* _Stated goal_: Search the data for the word "Meblujemy" and copy every line that contains it.

(Extracted data entries)
>> start
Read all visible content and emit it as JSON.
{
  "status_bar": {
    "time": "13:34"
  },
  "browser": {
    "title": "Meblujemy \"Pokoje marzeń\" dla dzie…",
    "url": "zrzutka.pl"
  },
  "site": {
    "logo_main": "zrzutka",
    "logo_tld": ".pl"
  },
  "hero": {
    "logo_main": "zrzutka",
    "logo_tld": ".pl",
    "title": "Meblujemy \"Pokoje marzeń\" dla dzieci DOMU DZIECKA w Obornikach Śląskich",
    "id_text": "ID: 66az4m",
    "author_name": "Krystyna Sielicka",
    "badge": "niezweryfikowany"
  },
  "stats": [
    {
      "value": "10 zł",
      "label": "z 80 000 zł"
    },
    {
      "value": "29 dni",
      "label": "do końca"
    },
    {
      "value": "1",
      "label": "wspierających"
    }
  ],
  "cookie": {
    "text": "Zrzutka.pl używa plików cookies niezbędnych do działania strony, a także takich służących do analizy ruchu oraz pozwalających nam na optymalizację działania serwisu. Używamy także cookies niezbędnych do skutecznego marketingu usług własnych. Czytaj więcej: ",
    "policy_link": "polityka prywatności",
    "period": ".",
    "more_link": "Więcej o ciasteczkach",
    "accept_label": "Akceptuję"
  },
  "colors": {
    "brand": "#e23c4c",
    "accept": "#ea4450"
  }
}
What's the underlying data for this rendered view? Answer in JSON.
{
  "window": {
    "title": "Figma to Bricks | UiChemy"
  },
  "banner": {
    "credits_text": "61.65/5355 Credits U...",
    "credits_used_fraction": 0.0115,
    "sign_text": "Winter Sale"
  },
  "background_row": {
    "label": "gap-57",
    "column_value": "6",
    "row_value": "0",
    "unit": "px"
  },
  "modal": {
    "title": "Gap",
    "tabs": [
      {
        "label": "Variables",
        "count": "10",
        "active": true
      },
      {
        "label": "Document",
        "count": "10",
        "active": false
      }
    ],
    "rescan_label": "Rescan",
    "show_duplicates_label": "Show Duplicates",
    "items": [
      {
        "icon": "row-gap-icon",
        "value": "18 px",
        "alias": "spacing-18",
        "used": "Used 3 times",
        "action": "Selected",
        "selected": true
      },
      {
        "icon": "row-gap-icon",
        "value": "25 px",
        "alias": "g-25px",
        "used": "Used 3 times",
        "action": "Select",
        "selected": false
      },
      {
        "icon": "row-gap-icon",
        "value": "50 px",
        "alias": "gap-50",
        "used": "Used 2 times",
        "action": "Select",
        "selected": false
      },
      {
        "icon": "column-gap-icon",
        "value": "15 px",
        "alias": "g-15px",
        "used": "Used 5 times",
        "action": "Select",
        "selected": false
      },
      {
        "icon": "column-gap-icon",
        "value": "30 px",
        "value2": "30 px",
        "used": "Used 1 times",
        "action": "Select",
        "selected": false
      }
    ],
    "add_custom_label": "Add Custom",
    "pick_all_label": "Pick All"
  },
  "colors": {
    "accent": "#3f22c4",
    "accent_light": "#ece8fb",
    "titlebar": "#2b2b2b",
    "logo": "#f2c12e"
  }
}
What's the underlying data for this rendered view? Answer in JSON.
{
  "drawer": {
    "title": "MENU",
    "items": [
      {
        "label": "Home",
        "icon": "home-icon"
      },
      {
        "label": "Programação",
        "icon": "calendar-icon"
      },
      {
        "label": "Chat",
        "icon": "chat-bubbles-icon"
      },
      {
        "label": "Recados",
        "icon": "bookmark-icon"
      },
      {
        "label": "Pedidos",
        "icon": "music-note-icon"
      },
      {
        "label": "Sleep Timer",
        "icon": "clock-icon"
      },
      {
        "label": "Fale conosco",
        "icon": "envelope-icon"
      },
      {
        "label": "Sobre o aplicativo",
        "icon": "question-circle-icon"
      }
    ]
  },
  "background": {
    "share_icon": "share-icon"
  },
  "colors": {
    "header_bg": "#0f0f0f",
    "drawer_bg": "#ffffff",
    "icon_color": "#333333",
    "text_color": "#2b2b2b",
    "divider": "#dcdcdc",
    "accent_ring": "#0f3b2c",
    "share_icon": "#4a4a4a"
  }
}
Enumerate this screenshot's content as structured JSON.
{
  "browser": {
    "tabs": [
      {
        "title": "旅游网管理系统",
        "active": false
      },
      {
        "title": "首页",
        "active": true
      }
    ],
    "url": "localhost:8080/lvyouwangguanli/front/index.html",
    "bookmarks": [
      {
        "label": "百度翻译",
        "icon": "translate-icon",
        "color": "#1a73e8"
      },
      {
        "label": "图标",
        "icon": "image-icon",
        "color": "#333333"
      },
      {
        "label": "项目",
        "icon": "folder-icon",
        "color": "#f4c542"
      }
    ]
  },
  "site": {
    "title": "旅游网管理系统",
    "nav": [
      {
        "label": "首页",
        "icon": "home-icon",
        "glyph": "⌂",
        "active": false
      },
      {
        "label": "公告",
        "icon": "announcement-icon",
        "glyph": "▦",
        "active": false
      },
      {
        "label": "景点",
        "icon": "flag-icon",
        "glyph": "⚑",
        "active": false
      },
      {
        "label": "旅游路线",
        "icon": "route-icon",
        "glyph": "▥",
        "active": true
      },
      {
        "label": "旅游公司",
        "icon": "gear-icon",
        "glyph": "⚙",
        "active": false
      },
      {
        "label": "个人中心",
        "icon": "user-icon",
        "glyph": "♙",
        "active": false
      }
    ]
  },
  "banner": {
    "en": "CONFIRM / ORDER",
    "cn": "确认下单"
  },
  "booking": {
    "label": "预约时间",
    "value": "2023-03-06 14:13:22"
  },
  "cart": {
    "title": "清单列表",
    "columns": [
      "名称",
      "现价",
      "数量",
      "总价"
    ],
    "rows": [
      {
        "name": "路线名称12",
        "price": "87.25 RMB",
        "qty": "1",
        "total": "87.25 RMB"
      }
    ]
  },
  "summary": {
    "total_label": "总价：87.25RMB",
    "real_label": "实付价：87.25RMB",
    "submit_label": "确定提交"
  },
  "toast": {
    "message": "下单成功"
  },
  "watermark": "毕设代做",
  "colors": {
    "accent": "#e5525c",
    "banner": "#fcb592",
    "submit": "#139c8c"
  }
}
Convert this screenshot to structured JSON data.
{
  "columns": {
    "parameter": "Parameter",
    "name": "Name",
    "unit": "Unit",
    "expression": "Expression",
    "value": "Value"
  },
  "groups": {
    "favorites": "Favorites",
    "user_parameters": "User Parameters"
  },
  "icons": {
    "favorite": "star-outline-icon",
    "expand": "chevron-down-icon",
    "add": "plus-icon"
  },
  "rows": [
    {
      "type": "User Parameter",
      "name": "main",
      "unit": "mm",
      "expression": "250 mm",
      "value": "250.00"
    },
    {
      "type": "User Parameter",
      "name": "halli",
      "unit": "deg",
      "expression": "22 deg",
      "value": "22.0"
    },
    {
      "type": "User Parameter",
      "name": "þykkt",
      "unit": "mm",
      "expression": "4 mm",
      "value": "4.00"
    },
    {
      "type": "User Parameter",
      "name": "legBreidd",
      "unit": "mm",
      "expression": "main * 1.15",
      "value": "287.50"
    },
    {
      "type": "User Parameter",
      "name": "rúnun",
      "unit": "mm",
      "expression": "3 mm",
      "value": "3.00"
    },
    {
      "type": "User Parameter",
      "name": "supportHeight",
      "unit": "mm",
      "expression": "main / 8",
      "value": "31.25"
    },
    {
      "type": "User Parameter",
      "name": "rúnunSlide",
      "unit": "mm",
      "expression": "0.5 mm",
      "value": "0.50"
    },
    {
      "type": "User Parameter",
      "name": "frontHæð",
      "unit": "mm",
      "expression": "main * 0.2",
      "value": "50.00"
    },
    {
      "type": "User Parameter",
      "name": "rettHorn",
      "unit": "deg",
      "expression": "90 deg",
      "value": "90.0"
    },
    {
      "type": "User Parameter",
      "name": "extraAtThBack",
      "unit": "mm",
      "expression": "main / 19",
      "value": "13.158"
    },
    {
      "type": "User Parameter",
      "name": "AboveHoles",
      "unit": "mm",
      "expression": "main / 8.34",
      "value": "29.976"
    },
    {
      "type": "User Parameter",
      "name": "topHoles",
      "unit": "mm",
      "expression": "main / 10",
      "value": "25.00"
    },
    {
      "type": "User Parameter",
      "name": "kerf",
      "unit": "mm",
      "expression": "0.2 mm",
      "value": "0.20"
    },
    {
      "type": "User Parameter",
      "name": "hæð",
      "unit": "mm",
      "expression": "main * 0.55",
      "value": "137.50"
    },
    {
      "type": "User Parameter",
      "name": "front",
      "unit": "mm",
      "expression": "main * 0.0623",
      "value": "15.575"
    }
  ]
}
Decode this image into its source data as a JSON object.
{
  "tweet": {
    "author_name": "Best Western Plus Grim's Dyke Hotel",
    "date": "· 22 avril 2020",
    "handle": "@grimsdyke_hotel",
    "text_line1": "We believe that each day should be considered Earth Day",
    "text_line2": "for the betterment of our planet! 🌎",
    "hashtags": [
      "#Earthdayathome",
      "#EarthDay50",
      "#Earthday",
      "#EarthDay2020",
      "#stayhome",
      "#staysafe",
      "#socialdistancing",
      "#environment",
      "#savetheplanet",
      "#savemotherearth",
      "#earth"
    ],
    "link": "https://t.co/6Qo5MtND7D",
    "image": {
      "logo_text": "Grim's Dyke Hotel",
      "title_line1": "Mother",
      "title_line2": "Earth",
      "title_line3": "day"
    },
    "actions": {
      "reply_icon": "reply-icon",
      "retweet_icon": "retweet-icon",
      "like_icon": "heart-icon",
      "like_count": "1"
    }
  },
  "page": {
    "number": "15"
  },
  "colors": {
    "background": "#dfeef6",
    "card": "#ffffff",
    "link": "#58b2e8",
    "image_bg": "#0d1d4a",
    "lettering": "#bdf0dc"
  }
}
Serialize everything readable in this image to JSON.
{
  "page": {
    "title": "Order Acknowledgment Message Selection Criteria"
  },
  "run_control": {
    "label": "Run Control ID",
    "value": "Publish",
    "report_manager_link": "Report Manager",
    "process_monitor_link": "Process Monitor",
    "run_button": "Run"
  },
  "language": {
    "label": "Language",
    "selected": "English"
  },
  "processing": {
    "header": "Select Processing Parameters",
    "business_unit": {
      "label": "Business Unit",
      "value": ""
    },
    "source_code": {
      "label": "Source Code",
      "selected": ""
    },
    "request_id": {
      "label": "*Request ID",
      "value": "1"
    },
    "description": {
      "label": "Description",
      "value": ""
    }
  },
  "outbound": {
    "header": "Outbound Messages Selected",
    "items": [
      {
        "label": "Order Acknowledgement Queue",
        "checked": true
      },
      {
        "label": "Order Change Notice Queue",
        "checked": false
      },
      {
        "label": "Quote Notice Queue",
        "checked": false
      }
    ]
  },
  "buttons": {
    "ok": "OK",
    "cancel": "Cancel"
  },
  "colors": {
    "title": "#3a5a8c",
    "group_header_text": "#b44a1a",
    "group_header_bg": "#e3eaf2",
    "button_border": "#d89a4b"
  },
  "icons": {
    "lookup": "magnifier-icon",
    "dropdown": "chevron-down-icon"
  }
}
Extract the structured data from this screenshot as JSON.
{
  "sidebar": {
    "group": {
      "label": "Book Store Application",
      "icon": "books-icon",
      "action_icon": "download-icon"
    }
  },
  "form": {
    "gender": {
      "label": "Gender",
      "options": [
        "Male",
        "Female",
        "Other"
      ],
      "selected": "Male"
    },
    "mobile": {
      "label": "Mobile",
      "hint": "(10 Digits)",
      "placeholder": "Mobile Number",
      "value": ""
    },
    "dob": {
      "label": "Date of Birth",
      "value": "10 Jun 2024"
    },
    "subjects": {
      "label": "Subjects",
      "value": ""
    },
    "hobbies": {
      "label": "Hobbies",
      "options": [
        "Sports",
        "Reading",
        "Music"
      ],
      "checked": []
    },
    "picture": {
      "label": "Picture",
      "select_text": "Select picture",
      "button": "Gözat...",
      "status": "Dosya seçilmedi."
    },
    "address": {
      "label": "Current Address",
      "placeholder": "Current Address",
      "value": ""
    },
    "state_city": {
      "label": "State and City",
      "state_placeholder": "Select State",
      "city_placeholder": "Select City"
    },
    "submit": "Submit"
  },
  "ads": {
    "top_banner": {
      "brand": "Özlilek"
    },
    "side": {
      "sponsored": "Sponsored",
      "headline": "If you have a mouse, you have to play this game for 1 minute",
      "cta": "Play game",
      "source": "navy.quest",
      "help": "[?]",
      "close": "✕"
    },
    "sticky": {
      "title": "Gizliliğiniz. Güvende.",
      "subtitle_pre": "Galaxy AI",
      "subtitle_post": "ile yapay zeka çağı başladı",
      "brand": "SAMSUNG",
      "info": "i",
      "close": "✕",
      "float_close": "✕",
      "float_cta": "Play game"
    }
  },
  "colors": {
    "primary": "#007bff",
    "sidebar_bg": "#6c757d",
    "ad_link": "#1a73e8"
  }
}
>> end
* _Result for this task_:
    "title": "Meblujemy \"Pokoje marzeń\" dla dzie…",
    "title": "Meblujemy \"Pokoje marzeń\" dla dzieci DOMU DZIECKA w Obornikach Śląskich",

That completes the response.